_GIVEN TASK_
Please copy the records below exactly as they appear, every line unchanged.

━━ EXERCISE INPUTS ━━

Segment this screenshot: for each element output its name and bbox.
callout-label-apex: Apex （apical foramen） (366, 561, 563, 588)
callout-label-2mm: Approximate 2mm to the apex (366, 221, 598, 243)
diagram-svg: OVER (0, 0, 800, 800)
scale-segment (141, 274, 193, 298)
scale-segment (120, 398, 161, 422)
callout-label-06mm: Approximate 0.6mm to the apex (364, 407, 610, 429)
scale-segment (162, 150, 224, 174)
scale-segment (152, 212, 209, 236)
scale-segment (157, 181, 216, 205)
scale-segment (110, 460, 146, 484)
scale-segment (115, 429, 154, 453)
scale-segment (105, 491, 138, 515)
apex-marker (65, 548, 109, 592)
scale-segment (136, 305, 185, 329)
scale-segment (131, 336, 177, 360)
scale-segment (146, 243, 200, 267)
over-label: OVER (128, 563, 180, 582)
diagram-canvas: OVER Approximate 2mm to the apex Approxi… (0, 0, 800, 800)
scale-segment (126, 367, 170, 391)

━━━

_TASK OUTPUT_
Segment this screenshot: for each element output its name and bbox.
callout-label-apex: Apex （apical foramen） (366, 561, 563, 588)
callout-label-2mm: Approximate 2mm to the apex (366, 221, 598, 243)
diagram-svg: OVER (0, 0, 800, 800)
scale-segment (141, 274, 193, 298)
scale-segment (120, 398, 161, 422)
callout-label-06mm: Approximate 0.6mm to the apex (364, 407, 610, 429)
scale-segment (162, 150, 224, 174)
scale-segment (152, 212, 209, 236)
scale-segment (157, 181, 216, 205)
scale-segment (110, 460, 146, 484)
scale-segment (115, 429, 154, 453)
scale-segment (105, 491, 138, 515)
apex-marker (65, 548, 109, 592)
scale-segment (136, 305, 185, 329)
scale-segment (131, 336, 177, 360)
scale-segment (146, 243, 200, 267)
over-label: OVER (128, 563, 180, 582)
diagram-canvas: OVER Approximate 2mm to the apex Approxi… (0, 0, 800, 800)
scale-segment (126, 367, 170, 391)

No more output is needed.